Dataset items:
-*-*-
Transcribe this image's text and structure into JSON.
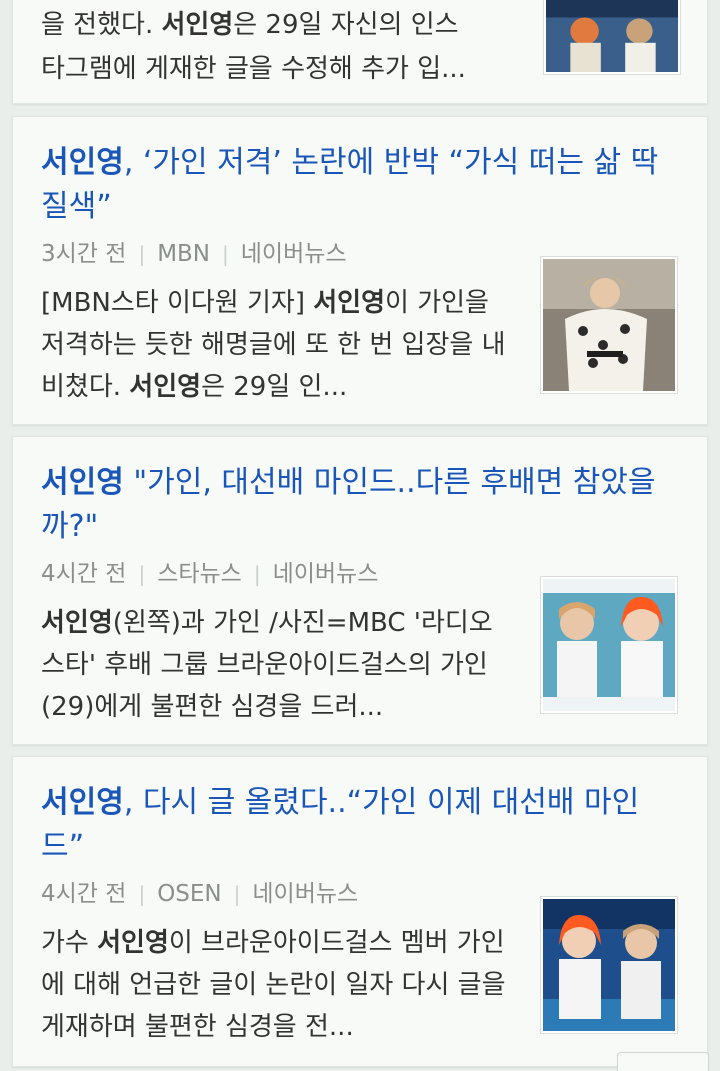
{
  "articles": [
    {
      "snippet_line1_pre": "을 전했다. ",
      "snippet_line1_hl": "서인영",
      "snippet_line1_post": "은 29일 자신의 인스",
      "snippet_line2": "타그램에 게재한 글을 수정해 추가 입..."
    },
    {
      "title_hl": "서인영",
      "title_rest": ", ‘가인 저격’ 논란에 반박 “가식 떠는 삶 딱 질색”",
      "time": "3시간 전",
      "press": "MBN",
      "source": "네이버뉴스",
      "snippet_pre": "[MBN스타 이다원 기자] ",
      "snippet_hl1": "서인영",
      "snippet_mid": "이 가인을 저격하는 듯한 해명글에 또 한 번 입장을 내비쳤다. ",
      "snippet_hl2": "서인영",
      "snippet_post": "은 29일 인..."
    },
    {
      "title_hl": "서인영",
      "title_rest": " \"가인, 대선배 마인드..다른 후배면 참았을까?\"",
      "time": "4시간 전",
      "press": "스타뉴스",
      "source": "네이버뉴스",
      "snippet_hl1": "서인영",
      "snippet_post": "(왼쪽)과 가인 /사진=MBC '라디오스타' 후배 그룹 브라운아이드걸스의 가인(29)에게 불편한 심경을 드러..."
    },
    {
      "title_hl": "서인영",
      "title_rest": ", 다시 글 올렸다..“가인 이제 대선배 마인드”",
      "time": "4시간 전",
      "press": "OSEN",
      "source": "네이버뉴스",
      "snippet_pre": "가수 ",
      "snippet_hl1": "서인영",
      "snippet_post": "이 브라운아이드걸스 멤버 가인에 대해 언급한 글이 논란이 일자 다시 글을 게재하며 불편한 심경을 전..."
    }
  ]
}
-*-*-
EXERCISE DETAILS:
Go through the listing above and quote it exactly, apart from its images.

ANSWER:
Transcribe this image's text and structure into JSON.
{
  "articles": [
    {
      "snippet_line1_pre": "을 전했다. ",
      "snippet_line1_hl": "서인영",
      "snippet_line1_post": "은 29일 자신의 인스",
      "snippet_line2": "타그램에 게재한 글을 수정해 추가 입..."
    },
    {
      "title_hl": "서인영",
      "title_rest": ", ‘가인 저격’ 논란에 반박 “가식 떠는 삶 딱 질색”",
      "time": "3시간 전",
      "press": "MBN",
      "source": "네이버뉴스",
      "snippet_pre": "[MBN스타 이다원 기자] ",
      "snippet_hl1": "서인영",
      "snippet_mid": "이 가인을 저격하는 듯한 해명글에 또 한 번 입장을 내비쳤다. ",
      "snippet_hl2": "서인영",
      "snippet_post": "은 29일 인..."
    },
    {
      "title_hl": "서인영",
      "title_rest": " \"가인, 대선배 마인드..다른 후배면 참았을까?\"",
      "time": "4시간 전",
      "press": "스타뉴스",
      "source": "네이버뉴스",
      "snippet_hl1": "서인영",
      "snippet_post": "(왼쪽)과 가인 /사진=MBC '라디오스타' 후배 그룹 브라운아이드걸스의 가인(29)에게 불편한 심경을 드러..."
    },
    {
      "title_hl": "서인영",
      "title_rest": ", 다시 글 올렸다..“가인 이제 대선배 마인드”",
      "time": "4시간 전",
      "press": "OSEN",
      "source": "네이버뉴스",
      "snippet_pre": "가수 ",
      "snippet_hl1": "서인영",
      "snippet_post": "이 브라운아이드걸스 멤버 가인에 대해 언급한 글이 논란이 일자 다시 글을 게재하며 불편한 심경을 전..."
    }
  ]
}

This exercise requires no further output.